What you will do: Update the part of the records that opens at their first line and closes with the line containing "ticker-item[interactable]: 【速報】イスラエル軍、イラン攻撃再開 10時51分" by changing every "topic-link" to "tag-link" and leaving everything else untouched. Give only those updated lines.

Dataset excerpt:
[START]
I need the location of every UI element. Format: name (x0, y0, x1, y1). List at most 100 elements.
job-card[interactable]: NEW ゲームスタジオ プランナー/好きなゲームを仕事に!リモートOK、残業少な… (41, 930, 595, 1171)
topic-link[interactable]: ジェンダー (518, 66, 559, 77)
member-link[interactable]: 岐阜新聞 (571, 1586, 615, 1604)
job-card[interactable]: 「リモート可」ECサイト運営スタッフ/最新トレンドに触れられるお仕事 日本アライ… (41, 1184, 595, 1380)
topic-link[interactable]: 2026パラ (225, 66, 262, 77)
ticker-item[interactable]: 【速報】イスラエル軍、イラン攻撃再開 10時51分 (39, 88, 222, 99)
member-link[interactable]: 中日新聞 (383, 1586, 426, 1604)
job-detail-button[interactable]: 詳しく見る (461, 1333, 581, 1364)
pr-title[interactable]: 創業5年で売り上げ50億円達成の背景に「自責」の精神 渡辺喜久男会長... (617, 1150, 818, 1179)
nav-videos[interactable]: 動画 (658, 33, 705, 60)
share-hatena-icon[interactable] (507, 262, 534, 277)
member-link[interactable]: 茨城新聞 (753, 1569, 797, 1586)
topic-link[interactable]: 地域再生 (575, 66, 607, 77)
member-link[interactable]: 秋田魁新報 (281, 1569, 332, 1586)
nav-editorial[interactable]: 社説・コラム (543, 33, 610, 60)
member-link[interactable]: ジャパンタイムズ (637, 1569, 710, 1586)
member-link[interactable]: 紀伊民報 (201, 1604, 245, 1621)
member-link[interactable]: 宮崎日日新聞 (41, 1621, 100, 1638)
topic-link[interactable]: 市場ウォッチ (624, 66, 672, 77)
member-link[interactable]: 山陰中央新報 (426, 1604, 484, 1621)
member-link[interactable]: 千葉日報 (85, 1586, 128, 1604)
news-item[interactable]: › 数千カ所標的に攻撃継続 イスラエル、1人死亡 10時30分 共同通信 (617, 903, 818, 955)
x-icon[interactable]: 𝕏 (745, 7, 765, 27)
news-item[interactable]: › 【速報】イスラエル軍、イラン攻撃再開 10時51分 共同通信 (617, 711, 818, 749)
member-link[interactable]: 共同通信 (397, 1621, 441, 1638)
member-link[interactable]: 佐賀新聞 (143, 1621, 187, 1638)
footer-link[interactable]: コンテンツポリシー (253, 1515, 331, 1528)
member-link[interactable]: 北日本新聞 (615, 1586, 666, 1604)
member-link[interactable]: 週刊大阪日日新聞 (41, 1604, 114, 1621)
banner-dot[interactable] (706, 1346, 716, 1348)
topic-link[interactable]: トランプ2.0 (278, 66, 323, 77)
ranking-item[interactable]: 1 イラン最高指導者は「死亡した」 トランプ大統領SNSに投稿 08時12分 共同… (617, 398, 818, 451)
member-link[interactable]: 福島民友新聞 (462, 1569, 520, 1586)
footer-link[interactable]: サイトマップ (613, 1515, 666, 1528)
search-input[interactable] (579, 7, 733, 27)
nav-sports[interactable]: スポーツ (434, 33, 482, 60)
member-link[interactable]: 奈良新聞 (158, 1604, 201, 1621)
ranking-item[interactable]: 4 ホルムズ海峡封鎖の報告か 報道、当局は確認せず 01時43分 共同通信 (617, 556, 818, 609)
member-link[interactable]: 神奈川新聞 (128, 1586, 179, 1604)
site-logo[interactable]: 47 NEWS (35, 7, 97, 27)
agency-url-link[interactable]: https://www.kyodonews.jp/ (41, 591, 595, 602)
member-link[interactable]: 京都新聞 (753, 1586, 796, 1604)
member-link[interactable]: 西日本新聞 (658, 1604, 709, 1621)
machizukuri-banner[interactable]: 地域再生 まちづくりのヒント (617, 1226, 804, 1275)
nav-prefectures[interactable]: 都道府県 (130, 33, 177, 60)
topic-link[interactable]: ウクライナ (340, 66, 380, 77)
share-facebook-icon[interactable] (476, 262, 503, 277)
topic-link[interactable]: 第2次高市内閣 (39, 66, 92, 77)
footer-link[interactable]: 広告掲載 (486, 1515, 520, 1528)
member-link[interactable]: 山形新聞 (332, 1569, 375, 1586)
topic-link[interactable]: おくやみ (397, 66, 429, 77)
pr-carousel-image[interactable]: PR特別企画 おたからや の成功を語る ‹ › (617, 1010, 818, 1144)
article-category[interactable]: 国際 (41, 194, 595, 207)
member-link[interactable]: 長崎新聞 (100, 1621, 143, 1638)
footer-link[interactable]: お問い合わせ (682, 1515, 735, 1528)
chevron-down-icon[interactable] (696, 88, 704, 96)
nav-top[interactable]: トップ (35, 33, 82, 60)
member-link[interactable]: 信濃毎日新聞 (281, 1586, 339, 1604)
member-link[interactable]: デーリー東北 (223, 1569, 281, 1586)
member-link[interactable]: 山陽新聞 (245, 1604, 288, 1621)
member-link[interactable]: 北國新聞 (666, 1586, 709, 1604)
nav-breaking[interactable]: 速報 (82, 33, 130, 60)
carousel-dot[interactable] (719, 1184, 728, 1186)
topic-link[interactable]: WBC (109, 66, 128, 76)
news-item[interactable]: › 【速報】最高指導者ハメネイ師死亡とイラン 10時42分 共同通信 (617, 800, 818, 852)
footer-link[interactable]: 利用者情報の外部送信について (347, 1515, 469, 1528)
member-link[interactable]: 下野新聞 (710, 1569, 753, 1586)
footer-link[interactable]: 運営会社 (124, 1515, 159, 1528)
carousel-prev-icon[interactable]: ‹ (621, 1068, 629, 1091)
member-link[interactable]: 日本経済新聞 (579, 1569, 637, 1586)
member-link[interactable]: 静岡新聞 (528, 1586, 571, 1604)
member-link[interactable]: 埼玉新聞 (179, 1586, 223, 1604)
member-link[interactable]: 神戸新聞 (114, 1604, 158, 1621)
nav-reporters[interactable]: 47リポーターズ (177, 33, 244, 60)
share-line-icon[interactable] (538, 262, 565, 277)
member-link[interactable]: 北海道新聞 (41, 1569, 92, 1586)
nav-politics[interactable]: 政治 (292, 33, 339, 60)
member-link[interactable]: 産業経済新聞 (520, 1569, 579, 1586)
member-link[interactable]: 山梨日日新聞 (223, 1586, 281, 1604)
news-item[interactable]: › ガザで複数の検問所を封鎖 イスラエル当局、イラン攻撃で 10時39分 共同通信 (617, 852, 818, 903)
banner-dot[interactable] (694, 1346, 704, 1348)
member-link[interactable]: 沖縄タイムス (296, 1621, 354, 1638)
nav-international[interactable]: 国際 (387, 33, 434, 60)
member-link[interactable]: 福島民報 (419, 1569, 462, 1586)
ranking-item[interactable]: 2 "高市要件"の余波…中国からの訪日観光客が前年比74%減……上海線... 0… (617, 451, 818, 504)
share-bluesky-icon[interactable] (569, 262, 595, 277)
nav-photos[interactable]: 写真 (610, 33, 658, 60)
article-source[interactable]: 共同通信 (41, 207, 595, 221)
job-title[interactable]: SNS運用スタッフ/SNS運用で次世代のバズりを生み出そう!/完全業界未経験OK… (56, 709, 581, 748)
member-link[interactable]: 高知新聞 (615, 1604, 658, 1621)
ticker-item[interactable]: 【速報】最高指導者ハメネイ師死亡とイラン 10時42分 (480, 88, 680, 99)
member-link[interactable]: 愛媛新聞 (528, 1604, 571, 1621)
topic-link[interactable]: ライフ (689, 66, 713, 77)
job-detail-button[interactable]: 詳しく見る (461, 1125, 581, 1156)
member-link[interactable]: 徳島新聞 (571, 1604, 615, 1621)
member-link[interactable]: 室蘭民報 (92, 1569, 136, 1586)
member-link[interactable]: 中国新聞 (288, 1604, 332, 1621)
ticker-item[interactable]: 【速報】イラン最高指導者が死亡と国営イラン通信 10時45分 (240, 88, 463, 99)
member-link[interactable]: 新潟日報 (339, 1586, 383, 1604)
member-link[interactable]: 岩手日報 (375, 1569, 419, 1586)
[END]
Answer for the task:
I need the location of every UI element. Format: name (x0, y0, x1, y1). List at most 100 elements.
job-card[interactable]: NEW ゲームスタジオ プランナー/好きなゲームを仕事に!リモートOK、残業少な… (41, 930, 595, 1171)
tag-link[interactable]: ジェンダー (518, 66, 559, 77)
member-link[interactable]: 岐阜新聞 (571, 1586, 615, 1604)
job-card[interactable]: 「リモート可」ECサイト運営スタッフ/最新トレンドに触れられるお仕事 日本アライ… (41, 1184, 595, 1380)
tag-link[interactable]: 2026パラ (225, 66, 262, 77)
ticker-item[interactable]: 【速報】イスラエル軍、イラン攻撃再開 10時51分 (39, 88, 222, 99)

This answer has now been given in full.